**Exercise instructions**
Copy out the material below in full, but not its images.

**Dataset extract**
******************************
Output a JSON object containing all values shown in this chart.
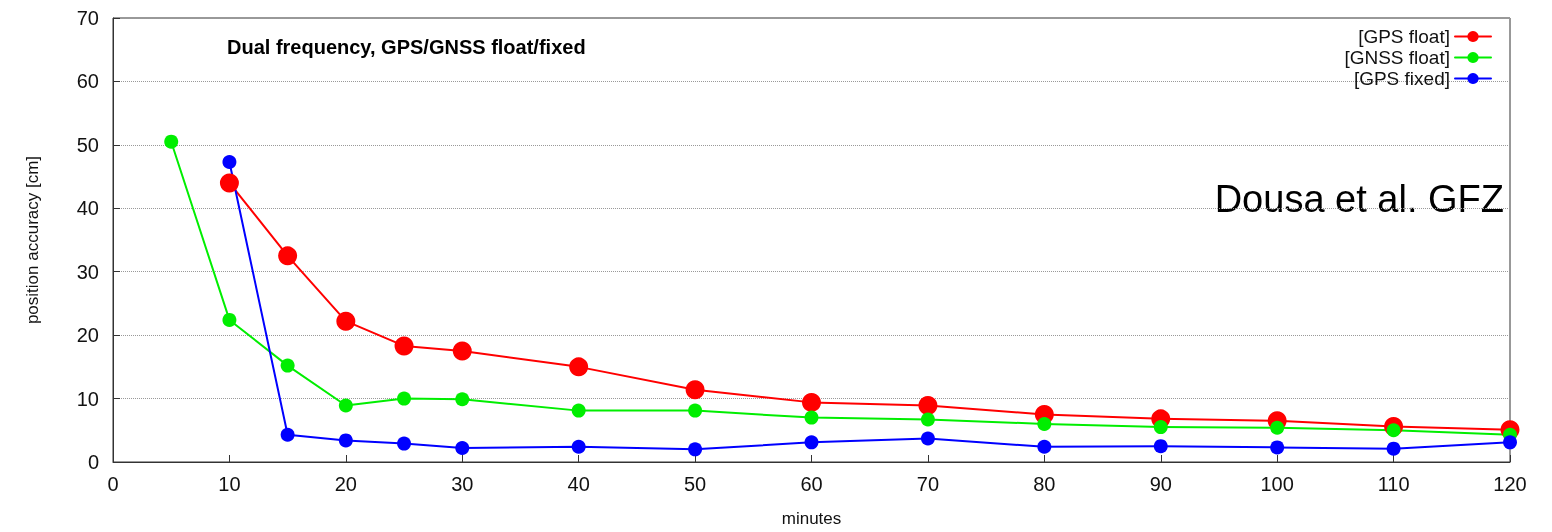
{
  "chart_data": {
    "type": "line",
    "title": "Dual frequency, GPS/GNSS float/fixed",
    "xlabel": "minutes",
    "ylabel": "position accuracy [cm]",
    "annotations": [
      "Dousa et al. GFZ"
    ],
    "x": [
      5,
      10,
      15,
      20,
      25,
      30,
      40,
      50,
      60,
      70,
      80,
      90,
      100,
      110,
      120
    ],
    "series": [
      {
        "name": "[GPS float]",
        "color": "#ff0000",
        "values": [
          null,
          44,
          32.5,
          22.2,
          18.3,
          17.5,
          15,
          11.4,
          9.4,
          8.9,
          7.5,
          6.8,
          6.5,
          5.6,
          5.1
        ]
      },
      {
        "name": "[GNSS float]",
        "color": "#00ee00",
        "values": [
          50.5,
          22.4,
          15.2,
          8.9,
          10,
          9.9,
          8.1,
          8.1,
          7,
          6.7,
          6,
          5.5,
          5.4,
          5,
          4.3
        ]
      },
      {
        "name": "[GPS fixed]",
        "color": "#0000ff",
        "values": [
          null,
          47.3,
          4.3,
          3.4,
          2.9,
          2.2,
          2.4,
          2,
          3.1,
          3.7,
          2.4,
          2.5,
          2.3,
          2.1,
          3.1
        ]
      }
    ],
    "xlim": [
      0,
      120
    ],
    "xticks": [
      0,
      10,
      20,
      30,
      40,
      50,
      60,
      70,
      80,
      90,
      100,
      110,
      120
    ],
    "ylim": [
      0,
      70
    ],
    "yticks": [
      0,
      10,
      20,
      30,
      40,
      50,
      60,
      70
    ],
    "grid": "y",
    "legend": "top right",
    "marker": "circle",
    "line_style": "solid"
  }
}
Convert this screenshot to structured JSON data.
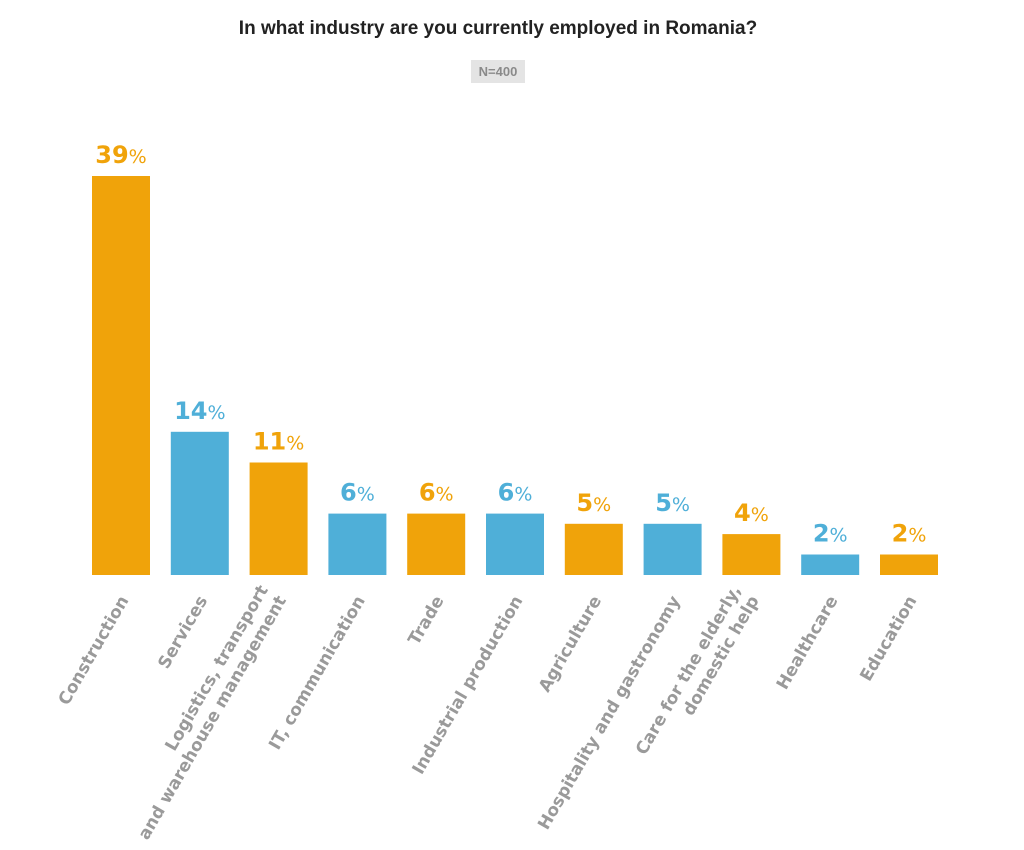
{
  "chart_data": {
    "type": "bar",
    "title": "In what industry are you currently employed in Romania?",
    "subtitle": "N=400",
    "unit": "%",
    "categories": [
      [
        "Construction"
      ],
      [
        "Services"
      ],
      [
        "Logistics, transport",
        "and warehouse management"
      ],
      [
        "IT, communication"
      ],
      [
        "Trade"
      ],
      [
        "Industrial production"
      ],
      [
        "Agriculture"
      ],
      [
        "Hospitality and gastronomy"
      ],
      [
        "Care for the elderly,",
        "domestic help"
      ],
      [
        "Healthcare"
      ],
      [
        "Education"
      ]
    ],
    "values": [
      39,
      14,
      11,
      6,
      6,
      6,
      5,
      5,
      4,
      2,
      2
    ],
    "colors": [
      "#f0a30a",
      "#4fafd8"
    ],
    "ylim": [
      0,
      39
    ],
    "grid": false,
    "legend": false
  }
}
******************************
**Output of the exercise**
Output a JSON object containing all values shown in this chart.
{
  "chart_data": {
    "type": "line",
    "title": "Dual frequency, GPS/GNSS float/fixed",
    "xlabel": "minutes",
    "ylabel": "position accuracy [cm]",
    "annotations": [
      "Dousa et al. GFZ"
    ],
    "x": [
      5,
      10,
      15,
      20,
      25,
      30,
      40,
      50,
      60,
      70,
      80,
      90,
      100,
      110,
      120
    ],
    "series": [
      {
        "name": "[GPS float]",
        "color": "#ff0000",
        "values": [
          null,
          44,
          32.5,
          22.2,
          18.3,
          17.5,
          15,
          11.4,
          9.4,
          8.9,
          7.5,
          6.8,
          6.5,
          5.6,
          5.1
        ]
      },
      {
        "name": "[GNSS float]",
        "color": "#00ee00",
        "values": [
          50.5,
          22.4,
          15.2,
          8.9,
          10,
          9.9,
          8.1,
          8.1,
          7,
          6.7,
          6,
          5.5,
          5.4,
          5,
          4.3
        ]
      },
      {
        "name": "[GPS fixed]",
        "color": "#0000ff",
        "values": [
          null,
          47.3,
          4.3,
          3.4,
          2.9,
          2.2,
          2.4,
          2,
          3.1,
          3.7,
          2.4,
          2.5,
          2.3,
          2.1,
          3.1
        ]
      }
    ],
    "xlim": [
      0,
      120
    ],
    "xticks": [
      0,
      10,
      20,
      30,
      40,
      50,
      60,
      70,
      80,
      90,
      100,
      110,
      120
    ],
    "ylim": [
      0,
      70
    ],
    "yticks": [
      0,
      10,
      20,
      30,
      40,
      50,
      60,
      70
    ],
    "grid": "y",
    "legend": "top right",
    "marker": "circle",
    "line_style": "solid"
  }
}
Convert this screenshot to structured JSON data.
{
  "chart_data": {
    "type": "bar",
    "title": "In what industry are you currently employed in Romania?",
    "subtitle": "N=400",
    "unit": "%",
    "categories": [
      [
        "Construction"
      ],
      [
        "Services"
      ],
      [
        "Logistics, transport",
        "and warehouse management"
      ],
      [
        "IT, communication"
      ],
      [
        "Trade"
      ],
      [
        "Industrial production"
      ],
      [
        "Agriculture"
      ],
      [
        "Hospitality and gastronomy"
      ],
      [
        "Care for the elderly,",
        "domestic help"
      ],
      [
        "Healthcare"
      ],
      [
        "Education"
      ]
    ],
    "values": [
      39,
      14,
      11,
      6,
      6,
      6,
      5,
      5,
      4,
      2,
      2
    ],
    "colors": [
      "#f0a30a",
      "#4fafd8"
    ],
    "ylim": [
      0,
      39
    ],
    "grid": false,
    "legend": false
  }
}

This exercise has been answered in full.